[Records]
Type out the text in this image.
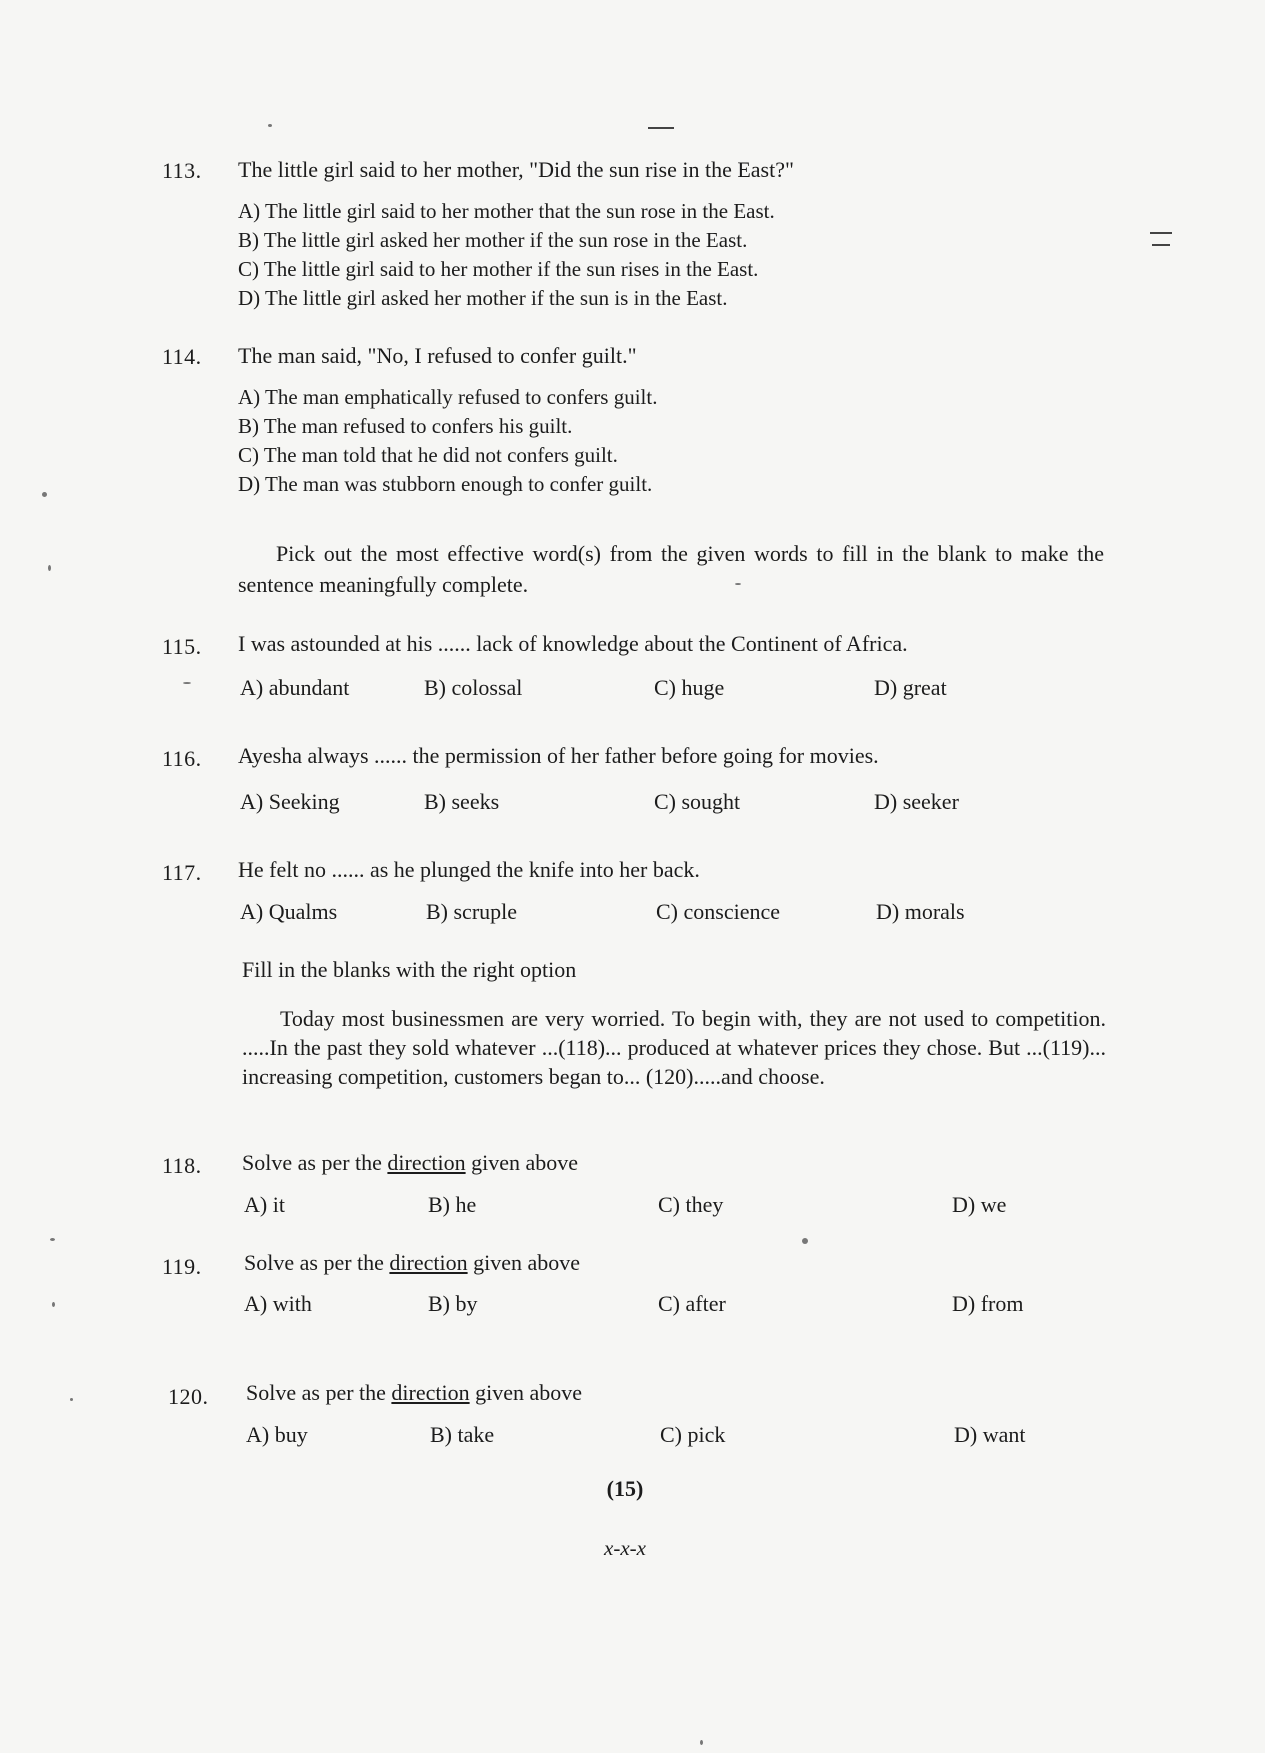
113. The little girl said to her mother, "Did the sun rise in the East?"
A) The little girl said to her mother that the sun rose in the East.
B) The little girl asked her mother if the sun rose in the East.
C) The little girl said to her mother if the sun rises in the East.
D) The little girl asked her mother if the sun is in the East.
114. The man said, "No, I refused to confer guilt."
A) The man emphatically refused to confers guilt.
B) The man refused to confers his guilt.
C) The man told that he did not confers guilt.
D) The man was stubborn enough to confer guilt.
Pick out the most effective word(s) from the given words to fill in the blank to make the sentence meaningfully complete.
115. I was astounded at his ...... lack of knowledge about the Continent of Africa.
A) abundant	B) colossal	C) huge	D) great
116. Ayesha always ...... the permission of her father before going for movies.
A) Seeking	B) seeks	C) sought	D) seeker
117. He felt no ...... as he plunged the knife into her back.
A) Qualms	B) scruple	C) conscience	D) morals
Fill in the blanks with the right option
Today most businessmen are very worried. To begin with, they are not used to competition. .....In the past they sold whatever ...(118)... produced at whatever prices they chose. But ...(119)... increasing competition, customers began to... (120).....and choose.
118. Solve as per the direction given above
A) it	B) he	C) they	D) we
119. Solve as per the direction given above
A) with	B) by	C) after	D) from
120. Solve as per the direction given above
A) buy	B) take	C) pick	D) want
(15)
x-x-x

:: Exercise description ::
Extract all lines that hold the word "refused".

:: Answer to this task ::
114. The man said, "No, I refused to confer guilt."
A) The man emphatically refused to confers guilt.
B) The man refused to confers his guilt.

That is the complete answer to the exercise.